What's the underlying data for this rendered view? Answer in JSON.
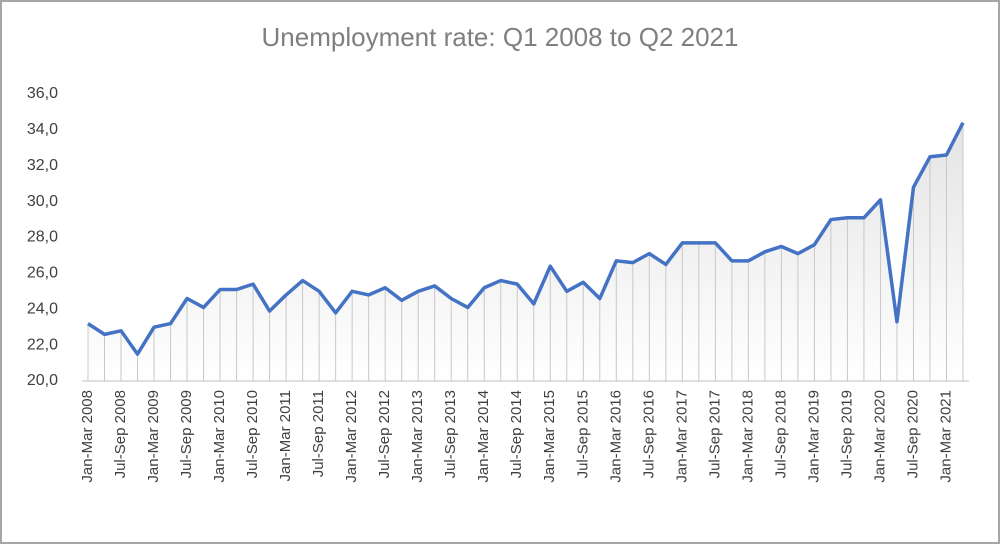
{
  "chart_data": {
    "type": "line",
    "title": "Unemployment  rate: Q1 2008 to Q2 2021",
    "categories": [
      "Jan-Mar 2008",
      null,
      "Jul-Sep 2008",
      null,
      "Jan-Mar 2009",
      null,
      "Jul-Sep 2009",
      null,
      "Jan-Mar 2010",
      null,
      "Jul-Sep 2010",
      null,
      "Jan-Mar 2011",
      null,
      "Jul-Sep 2011",
      null,
      "Jan-Mar 2012",
      null,
      "Jul-Sep 2012",
      null,
      "Jan-Mar 2013",
      null,
      "Jul-Sep 2013",
      null,
      "Jan-Mar 2014",
      null,
      "Jul-Sep 2014",
      null,
      "Jan-Mar 2015",
      null,
      "Jul-Sep 2015",
      null,
      "Jan-Mar 2016",
      null,
      "Jul-Sep 2016",
      null,
      "Jan-Mar 2017",
      null,
      "Jul-Sep 2017",
      null,
      "Jan-Mar 2018",
      null,
      "Jul-Sep 2018",
      null,
      "Jan-Mar 2019",
      null,
      "Jul-Sep 2019",
      null,
      "Jan-Mar 2020",
      null,
      "Jul-Sep 2020",
      null,
      "Jan-Mar 2021",
      null
    ],
    "values": [
      23.2,
      22.6,
      22.8,
      21.5,
      23.0,
      23.2,
      24.6,
      24.1,
      25.1,
      25.1,
      25.4,
      23.9,
      24.8,
      25.6,
      25.0,
      23.8,
      25.0,
      24.8,
      25.2,
      24.5,
      25.0,
      25.3,
      24.6,
      24.1,
      25.2,
      25.6,
      25.4,
      24.3,
      26.4,
      25.0,
      25.5,
      24.6,
      26.7,
      26.6,
      27.1,
      26.5,
      27.7,
      27.7,
      27.7,
      26.7,
      26.7,
      27.2,
      27.5,
      27.1,
      27.6,
      29.0,
      29.1,
      29.1,
      30.1,
      23.3,
      30.8,
      32.5,
      32.6,
      34.4
    ],
    "color": "#4472c4",
    "ylim": [
      20,
      36
    ],
    "yticks": [
      {
        "value": 20,
        "label": "20,0"
      },
      {
        "value": 22,
        "label": "22,0"
      },
      {
        "value": 24,
        "label": "24,0"
      },
      {
        "value": 26,
        "label": "26,0"
      },
      {
        "value": 28,
        "label": "28,0"
      },
      {
        "value": 30,
        "label": "30,0"
      },
      {
        "value": 32,
        "label": "32,0"
      },
      {
        "value": 34,
        "label": "34,0"
      },
      {
        "value": 36,
        "label": "36,0"
      }
    ]
  }
}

== What is asked ==
Retype the listing exactly. Pictures do not belong in the copy.

== Reply to the exercise ==
What's the underlying data for this rendered view? Answer in JSON.
{
  "chart_data": {
    "type": "line",
    "title": "Unemployment  rate: Q1 2008 to Q2 2021",
    "categories": [
      "Jan-Mar 2008",
      null,
      "Jul-Sep 2008",
      null,
      "Jan-Mar 2009",
      null,
      "Jul-Sep 2009",
      null,
      "Jan-Mar 2010",
      null,
      "Jul-Sep 2010",
      null,
      "Jan-Mar 2011",
      null,
      "Jul-Sep 2011",
      null,
      "Jan-Mar 2012",
      null,
      "Jul-Sep 2012",
      null,
      "Jan-Mar 2013",
      null,
      "Jul-Sep 2013",
      null,
      "Jan-Mar 2014",
      null,
      "Jul-Sep 2014",
      null,
      "Jan-Mar 2015",
      null,
      "Jul-Sep 2015",
      null,
      "Jan-Mar 2016",
      null,
      "Jul-Sep 2016",
      null,
      "Jan-Mar 2017",
      null,
      "Jul-Sep 2017",
      null,
      "Jan-Mar 2018",
      null,
      "Jul-Sep 2018",
      null,
      "Jan-Mar 2019",
      null,
      "Jul-Sep 2019",
      null,
      "Jan-Mar 2020",
      null,
      "Jul-Sep 2020",
      null,
      "Jan-Mar 2021",
      null
    ],
    "values": [
      23.2,
      22.6,
      22.8,
      21.5,
      23.0,
      23.2,
      24.6,
      24.1,
      25.1,
      25.1,
      25.4,
      23.9,
      24.8,
      25.6,
      25.0,
      23.8,
      25.0,
      24.8,
      25.2,
      24.5,
      25.0,
      25.3,
      24.6,
      24.1,
      25.2,
      25.6,
      25.4,
      24.3,
      26.4,
      25.0,
      25.5,
      24.6,
      26.7,
      26.6,
      27.1,
      26.5,
      27.7,
      27.7,
      27.7,
      26.7,
      26.7,
      27.2,
      27.5,
      27.1,
      27.6,
      29.0,
      29.1,
      29.1,
      30.1,
      23.3,
      30.8,
      32.5,
      32.6,
      34.4
    ],
    "color": "#4472c4",
    "ylim": [
      20,
      36
    ],
    "yticks": [
      {
        "value": 20,
        "label": "20,0"
      },
      {
        "value": 22,
        "label": "22,0"
      },
      {
        "value": 24,
        "label": "24,0"
      },
      {
        "value": 26,
        "label": "26,0"
      },
      {
        "value": 28,
        "label": "28,0"
      },
      {
        "value": 30,
        "label": "30,0"
      },
      {
        "value": 32,
        "label": "32,0"
      },
      {
        "value": 34,
        "label": "34,0"
      },
      {
        "value": 36,
        "label": "36,0"
      }
    ]
  }
}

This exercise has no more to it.